◆ What the task requires ◆
Return every entry exactly as written.
[begin Input material]
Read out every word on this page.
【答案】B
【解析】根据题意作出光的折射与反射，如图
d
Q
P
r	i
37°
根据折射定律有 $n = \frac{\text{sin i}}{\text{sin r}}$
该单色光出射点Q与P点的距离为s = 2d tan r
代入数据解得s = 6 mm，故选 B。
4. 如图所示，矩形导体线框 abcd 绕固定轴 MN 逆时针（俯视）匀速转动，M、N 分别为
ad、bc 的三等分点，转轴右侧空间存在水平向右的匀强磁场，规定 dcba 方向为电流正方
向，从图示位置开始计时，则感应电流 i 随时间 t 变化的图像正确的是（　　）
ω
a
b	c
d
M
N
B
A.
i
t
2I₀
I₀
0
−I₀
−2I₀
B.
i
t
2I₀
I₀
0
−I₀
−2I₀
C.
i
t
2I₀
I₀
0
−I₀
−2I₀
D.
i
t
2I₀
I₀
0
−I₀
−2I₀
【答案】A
[end Input material]
◆ Task answer ◆
Read out every word on this page.
【答案】B
【解析】根据题意作出光的折射与反射，如图
d
Q
P
r	i
37°
根据折射定律有 $n = \frac{\text{sin i}}{\text{sin r}}$
该单色光出射点Q与P点的距离为s = 2d tan r
代入数据解得s = 6 mm，故选 B。
4. 如图所示，矩形导体线框 abcd 绕固定轴 MN 逆时针（俯视）匀速转动，M、N 分别为
ad、bc 的三等分点，转轴右侧空间存在水平向右的匀强磁场，规定 dcba 方向为电流正方
向，从图示位置开始计时，则感应电流 i 随时间 t 变化的图像正确的是（　　）
ω
a
b	c
d
M
N
B
A.
i
t
2I₀
I₀
0
−I₀
−2I₀
B.
i
t
2I₀
I₀
0
−I₀
−2I₀
C.
i
t
2I₀
I₀
0
−I₀
−2I₀
D.
i
t
2I₀
I₀
0
−I₀
−2I₀
【答案】A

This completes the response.